RECORDS PROVIDED start

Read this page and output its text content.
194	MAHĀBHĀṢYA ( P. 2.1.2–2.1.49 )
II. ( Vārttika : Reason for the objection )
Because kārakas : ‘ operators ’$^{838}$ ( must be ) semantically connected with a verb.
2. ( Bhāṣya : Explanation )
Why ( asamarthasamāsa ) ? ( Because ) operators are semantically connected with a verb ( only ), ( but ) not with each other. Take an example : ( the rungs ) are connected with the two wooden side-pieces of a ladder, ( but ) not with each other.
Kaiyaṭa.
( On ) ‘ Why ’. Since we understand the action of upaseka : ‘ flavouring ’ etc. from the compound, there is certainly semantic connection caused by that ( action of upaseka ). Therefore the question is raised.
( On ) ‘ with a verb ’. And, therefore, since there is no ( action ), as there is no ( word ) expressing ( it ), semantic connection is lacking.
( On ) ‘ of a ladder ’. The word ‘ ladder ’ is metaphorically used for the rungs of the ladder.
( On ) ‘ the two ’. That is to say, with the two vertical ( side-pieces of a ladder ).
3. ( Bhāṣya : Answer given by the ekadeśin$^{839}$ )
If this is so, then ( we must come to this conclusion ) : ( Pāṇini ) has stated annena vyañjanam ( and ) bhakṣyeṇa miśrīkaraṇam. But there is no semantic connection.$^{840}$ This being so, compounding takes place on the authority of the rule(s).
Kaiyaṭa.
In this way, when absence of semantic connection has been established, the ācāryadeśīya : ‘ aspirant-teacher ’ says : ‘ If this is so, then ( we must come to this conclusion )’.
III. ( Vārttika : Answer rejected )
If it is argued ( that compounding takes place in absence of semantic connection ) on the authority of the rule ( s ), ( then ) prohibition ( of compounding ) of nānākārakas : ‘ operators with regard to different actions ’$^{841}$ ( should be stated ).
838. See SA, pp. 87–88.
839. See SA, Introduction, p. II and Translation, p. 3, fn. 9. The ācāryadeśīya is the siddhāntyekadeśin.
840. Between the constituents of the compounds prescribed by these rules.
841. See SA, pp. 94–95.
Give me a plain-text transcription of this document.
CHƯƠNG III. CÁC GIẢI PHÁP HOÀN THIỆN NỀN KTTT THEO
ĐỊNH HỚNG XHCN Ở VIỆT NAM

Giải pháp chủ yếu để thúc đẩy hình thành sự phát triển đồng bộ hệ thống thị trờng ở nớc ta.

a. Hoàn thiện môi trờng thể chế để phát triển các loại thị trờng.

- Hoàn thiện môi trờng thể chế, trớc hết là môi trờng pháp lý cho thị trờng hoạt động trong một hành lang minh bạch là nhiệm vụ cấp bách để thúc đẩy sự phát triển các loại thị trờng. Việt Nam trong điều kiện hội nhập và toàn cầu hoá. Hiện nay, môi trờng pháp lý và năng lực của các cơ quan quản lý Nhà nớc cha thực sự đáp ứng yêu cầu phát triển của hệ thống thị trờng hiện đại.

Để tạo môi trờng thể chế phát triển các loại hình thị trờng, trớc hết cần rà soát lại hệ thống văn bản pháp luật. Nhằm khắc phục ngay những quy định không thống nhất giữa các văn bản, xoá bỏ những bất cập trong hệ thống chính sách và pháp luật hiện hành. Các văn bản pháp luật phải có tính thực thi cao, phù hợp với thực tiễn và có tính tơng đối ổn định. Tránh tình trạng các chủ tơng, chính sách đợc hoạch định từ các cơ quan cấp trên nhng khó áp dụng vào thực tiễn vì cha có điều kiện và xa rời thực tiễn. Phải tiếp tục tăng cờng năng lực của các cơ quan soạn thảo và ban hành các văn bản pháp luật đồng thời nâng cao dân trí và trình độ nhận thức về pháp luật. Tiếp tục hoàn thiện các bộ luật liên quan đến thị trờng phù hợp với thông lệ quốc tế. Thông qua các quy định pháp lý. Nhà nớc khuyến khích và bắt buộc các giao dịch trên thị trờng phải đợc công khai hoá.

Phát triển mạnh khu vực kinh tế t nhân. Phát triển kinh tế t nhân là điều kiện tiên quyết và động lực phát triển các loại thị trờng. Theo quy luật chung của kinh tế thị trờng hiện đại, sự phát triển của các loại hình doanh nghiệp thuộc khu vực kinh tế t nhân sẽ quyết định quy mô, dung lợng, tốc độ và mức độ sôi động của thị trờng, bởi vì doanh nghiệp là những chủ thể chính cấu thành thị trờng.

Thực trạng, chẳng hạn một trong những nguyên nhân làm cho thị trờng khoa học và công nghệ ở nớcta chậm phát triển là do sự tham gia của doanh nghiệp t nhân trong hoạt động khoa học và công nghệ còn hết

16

RECORDS PROVIDED end

- WRITTEN EXERCISE
Extract all lines as given.

- TASK ANSWER
Read this page and output its text content.
194	MAHĀBHĀṢYA ( P. 2.1.2–2.1.49 )
II. ( Vārttika : Reason for the objection )
Because kārakas : ‘ operators ’$^{838}$ ( must be ) semantically connected with a verb.
2. ( Bhāṣya : Explanation )
Why ( asamarthasamāsa ) ? ( Because ) operators are semantically connected with a verb ( only ), ( but ) not with each other. Take an example : ( the rungs ) are connected with the two wooden side-pieces of a ladder, ( but ) not with each other.
Kaiyaṭa.
( On ) ‘ Why ’. Since we understand the action of upaseka : ‘ flavouring ’ etc. from the compound, there is certainly semantic connection caused by that ( action of upaseka ). Therefore the question is raised.
( On ) ‘ with a verb ’. And, therefore, since there is no ( action ), as there is no ( word ) expressing ( it ), semantic connection is lacking.
( On ) ‘ of a ladder ’. The word ‘ ladder ’ is metaphorically used for the rungs of the ladder.
( On ) ‘ the two ’. That is to say, with the two vertical ( side-pieces of a ladder ).
3. ( Bhāṣya : Answer given by the ekadeśin$^{839}$ )
If this is so, then ( we must come to this conclusion ) : ( Pāṇini ) has stated annena vyañjanam ( and ) bhakṣyeṇa miśrīkaraṇam. But there is no semantic connection.$^{840}$ This being so, compounding takes place on the authority of the rule(s).
Kaiyaṭa.
In this way, when absence of semantic connection has been established, the ācāryadeśīya : ‘ aspirant-teacher ’ says : ‘ If this is so, then ( we must come to this conclusion )’.
III. ( Vārttika : Answer rejected )
If it is argued ( that compounding takes place in absence of semantic connection ) on the authority of the rule ( s ), ( then ) prohibition ( of compounding ) of nānākārakas : ‘ operators with regard to different actions ’$^{841}$ ( should be stated ).
838. See SA, pp. 87–88.
839. See SA, Introduction, p. II and Translation, p. 3, fn. 9. The ācāryadeśīya is the siddhāntyekadeśin.
840. Between the constituents of the compounds prescribed by these rules.
841. See SA, pp. 94–95.
Give me a plain-text transcription of this document.
CHƯƠNG III. CÁC GIẢI PHÁP HOÀN THIỆN NỀN KTTT THEO
ĐỊNH HỚNG XHCN Ở VIỆT NAM

Giải pháp chủ yếu để thúc đẩy hình thành sự phát triển đồng bộ hệ thống thị trờng ở nớc ta.

a. Hoàn thiện môi trờng thể chế để phát triển các loại thị trờng.

- Hoàn thiện môi trờng thể chế, trớc hết là môi trờng pháp lý cho thị trờng hoạt động trong một hành lang minh bạch là nhiệm vụ cấp bách để thúc đẩy sự phát triển các loại thị trờng. Việt Nam trong điều kiện hội nhập và toàn cầu hoá. Hiện nay, môi trờng pháp lý và năng lực của các cơ quan quản lý Nhà nớc cha thực sự đáp ứng yêu cầu phát triển của hệ thống thị trờng hiện đại.

Để tạo môi trờng thể chế phát triển các loại hình thị trờng, trớc hết cần rà soát lại hệ thống văn bản pháp luật. Nhằm khắc phục ngay những quy định không thống nhất giữa các văn bản, xoá bỏ những bất cập trong hệ thống chính sách và pháp luật hiện hành. Các văn bản pháp luật phải có tính thực thi cao, phù hợp với thực tiễn và có tính tơng đối ổn định. Tránh tình trạng các chủ tơng, chính sách đợc hoạch định từ các cơ quan cấp trên nhng khó áp dụng vào thực tiễn vì cha có điều kiện và xa rời thực tiễn. Phải tiếp tục tăng cờng năng lực của các cơ quan soạn thảo và ban hành các văn bản pháp luật đồng thời nâng cao dân trí và trình độ nhận thức về pháp luật. Tiếp tục hoàn thiện các bộ luật liên quan đến thị trờng phù hợp với thông lệ quốc tế. Thông qua các quy định pháp lý. Nhà nớc khuyến khích và bắt buộc các giao dịch trên thị trờng phải đợc công khai hoá.

Phát triển mạnh khu vực kinh tế t nhân. Phát triển kinh tế t nhân là điều kiện tiên quyết và động lực phát triển các loại thị trờng. Theo quy luật chung của kinh tế thị trờng hiện đại, sự phát triển của các loại hình doanh nghiệp thuộc khu vực kinh tế t nhân sẽ quyết định quy mô, dung lợng, tốc độ và mức độ sôi động của thị trờng, bởi vì doanh nghiệp là những chủ thể chính cấu thành thị trờng.

Thực trạng, chẳng hạn một trong những nguyên nhân làm cho thị trờng khoa học và công nghệ ở nớcta chậm phát triển là do sự tham gia của doanh nghiệp t nhân trong hoạt động khoa học và công nghệ còn hết

16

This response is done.